Dataset rows:
____
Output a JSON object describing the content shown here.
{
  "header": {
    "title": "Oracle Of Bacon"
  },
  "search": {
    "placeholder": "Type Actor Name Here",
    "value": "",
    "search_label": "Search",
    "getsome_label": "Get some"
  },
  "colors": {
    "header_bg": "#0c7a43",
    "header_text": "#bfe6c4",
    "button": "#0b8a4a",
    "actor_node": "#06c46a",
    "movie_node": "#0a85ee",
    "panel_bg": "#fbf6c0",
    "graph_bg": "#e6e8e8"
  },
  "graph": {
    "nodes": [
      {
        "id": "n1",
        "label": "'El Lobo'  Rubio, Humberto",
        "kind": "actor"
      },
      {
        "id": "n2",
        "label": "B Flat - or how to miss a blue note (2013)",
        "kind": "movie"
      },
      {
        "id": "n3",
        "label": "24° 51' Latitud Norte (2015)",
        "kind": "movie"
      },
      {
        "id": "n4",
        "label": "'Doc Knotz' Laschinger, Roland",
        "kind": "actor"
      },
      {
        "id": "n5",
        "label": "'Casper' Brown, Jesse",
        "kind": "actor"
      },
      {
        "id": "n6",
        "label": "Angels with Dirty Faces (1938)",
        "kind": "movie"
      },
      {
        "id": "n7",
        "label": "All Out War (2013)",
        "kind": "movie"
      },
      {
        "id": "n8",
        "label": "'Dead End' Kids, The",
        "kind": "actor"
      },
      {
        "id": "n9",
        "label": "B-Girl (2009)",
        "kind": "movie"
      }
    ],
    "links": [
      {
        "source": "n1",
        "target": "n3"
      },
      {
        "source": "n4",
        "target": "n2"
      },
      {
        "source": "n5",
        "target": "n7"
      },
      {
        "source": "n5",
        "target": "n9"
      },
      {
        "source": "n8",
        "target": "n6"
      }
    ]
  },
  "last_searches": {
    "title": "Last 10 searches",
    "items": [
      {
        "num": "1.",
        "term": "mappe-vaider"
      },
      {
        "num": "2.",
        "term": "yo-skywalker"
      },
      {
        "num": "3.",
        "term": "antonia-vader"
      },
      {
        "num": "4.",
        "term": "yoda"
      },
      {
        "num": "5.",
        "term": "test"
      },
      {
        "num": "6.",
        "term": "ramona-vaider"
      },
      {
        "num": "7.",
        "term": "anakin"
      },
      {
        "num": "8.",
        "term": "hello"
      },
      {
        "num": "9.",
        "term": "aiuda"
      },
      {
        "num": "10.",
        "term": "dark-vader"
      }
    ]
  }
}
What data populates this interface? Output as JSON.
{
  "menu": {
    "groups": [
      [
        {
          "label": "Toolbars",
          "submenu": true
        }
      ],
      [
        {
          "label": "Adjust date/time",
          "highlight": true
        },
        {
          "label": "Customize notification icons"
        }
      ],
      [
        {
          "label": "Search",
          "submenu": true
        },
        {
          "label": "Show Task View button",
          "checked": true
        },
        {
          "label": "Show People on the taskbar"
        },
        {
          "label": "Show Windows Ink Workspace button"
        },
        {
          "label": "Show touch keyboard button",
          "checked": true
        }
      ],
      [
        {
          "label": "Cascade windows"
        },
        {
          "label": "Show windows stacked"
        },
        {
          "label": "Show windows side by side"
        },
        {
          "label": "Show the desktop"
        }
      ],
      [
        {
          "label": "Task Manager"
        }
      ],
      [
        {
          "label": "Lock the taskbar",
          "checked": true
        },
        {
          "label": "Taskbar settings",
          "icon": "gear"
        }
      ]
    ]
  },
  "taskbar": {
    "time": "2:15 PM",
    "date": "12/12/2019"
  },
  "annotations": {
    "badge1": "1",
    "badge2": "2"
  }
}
____
→ Aim of the exercise
Find how many of the lines above have the word "title" in them. State only that number.

→ Answer for the task
2